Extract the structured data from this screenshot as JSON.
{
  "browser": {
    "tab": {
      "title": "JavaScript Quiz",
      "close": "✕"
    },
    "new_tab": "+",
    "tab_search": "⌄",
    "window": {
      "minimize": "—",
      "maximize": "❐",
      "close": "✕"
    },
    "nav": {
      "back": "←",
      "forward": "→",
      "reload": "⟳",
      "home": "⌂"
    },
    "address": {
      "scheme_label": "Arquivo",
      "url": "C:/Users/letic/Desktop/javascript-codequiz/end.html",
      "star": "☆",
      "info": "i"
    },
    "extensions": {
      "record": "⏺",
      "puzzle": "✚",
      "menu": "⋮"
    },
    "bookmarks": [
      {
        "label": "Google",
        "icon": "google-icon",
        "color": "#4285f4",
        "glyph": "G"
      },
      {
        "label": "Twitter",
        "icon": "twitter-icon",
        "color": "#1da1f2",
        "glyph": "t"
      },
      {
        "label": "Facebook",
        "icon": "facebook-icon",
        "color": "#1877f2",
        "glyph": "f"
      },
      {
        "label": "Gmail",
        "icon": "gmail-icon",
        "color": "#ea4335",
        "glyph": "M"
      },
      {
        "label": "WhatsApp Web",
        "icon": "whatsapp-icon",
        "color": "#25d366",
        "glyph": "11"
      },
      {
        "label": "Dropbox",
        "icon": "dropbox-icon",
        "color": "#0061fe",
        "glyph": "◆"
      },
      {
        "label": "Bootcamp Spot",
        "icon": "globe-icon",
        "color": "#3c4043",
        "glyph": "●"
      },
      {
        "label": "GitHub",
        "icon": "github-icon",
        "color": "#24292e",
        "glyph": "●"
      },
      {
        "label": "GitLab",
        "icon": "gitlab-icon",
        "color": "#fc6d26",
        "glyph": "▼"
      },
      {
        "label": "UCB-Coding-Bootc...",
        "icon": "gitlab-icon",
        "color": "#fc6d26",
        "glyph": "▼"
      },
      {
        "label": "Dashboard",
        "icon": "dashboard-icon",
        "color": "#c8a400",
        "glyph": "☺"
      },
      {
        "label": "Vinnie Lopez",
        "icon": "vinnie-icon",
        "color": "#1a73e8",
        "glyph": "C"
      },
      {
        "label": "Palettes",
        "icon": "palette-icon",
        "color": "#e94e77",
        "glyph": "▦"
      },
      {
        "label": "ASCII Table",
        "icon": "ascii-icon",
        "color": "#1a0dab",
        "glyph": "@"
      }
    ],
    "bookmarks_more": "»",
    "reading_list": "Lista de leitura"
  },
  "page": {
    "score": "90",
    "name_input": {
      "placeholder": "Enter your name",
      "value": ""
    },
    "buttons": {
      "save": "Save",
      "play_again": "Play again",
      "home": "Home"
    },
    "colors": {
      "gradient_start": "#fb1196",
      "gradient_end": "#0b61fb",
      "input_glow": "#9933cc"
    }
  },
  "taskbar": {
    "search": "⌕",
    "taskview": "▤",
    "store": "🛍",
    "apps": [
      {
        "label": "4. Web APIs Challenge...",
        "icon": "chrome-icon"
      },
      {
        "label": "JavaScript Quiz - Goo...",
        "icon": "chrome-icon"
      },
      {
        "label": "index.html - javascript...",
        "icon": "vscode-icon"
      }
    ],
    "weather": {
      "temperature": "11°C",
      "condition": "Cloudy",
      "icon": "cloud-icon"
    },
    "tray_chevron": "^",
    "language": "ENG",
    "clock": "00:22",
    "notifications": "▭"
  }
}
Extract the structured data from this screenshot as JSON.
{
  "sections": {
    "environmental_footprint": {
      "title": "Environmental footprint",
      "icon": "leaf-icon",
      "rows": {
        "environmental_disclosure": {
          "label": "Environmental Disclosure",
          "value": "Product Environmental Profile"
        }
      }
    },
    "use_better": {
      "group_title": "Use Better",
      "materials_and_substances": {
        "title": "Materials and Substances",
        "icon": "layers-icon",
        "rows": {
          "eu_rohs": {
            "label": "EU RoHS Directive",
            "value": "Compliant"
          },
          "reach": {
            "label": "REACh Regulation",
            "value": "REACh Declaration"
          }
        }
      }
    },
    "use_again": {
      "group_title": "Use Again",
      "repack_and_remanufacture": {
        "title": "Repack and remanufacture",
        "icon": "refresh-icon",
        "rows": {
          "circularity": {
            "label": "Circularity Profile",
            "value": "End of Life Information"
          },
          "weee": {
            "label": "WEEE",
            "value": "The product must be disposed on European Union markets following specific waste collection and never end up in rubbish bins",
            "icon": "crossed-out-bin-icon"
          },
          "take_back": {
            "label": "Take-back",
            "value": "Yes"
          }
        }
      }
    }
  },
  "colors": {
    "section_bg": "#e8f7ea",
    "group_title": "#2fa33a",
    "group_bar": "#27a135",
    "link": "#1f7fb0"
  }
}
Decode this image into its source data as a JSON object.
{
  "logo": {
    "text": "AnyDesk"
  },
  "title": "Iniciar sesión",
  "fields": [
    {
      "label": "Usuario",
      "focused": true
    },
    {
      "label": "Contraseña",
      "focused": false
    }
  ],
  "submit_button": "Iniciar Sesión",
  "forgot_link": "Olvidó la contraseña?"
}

**DIRECTIONS FOR THIS TASK**
The lines to quote run from the one containing "Decode this image" through the final line of the material above; please give them exactly, both ends included, and nothing else.

**REPLY**
Decode this image into its source data as a JSON object.
{
  "logo": {
    "text": "AnyDesk"
  },
  "title": "Iniciar sesión",
  "fields": [
    {
      "label": "Usuario",
      "focused": true
    },
    {
      "label": "Contraseña",
      "focused": false
    }
  ],
  "submit_button": "Iniciar Sesión",
  "forgot_link": "Olvidó la contraseña?"
}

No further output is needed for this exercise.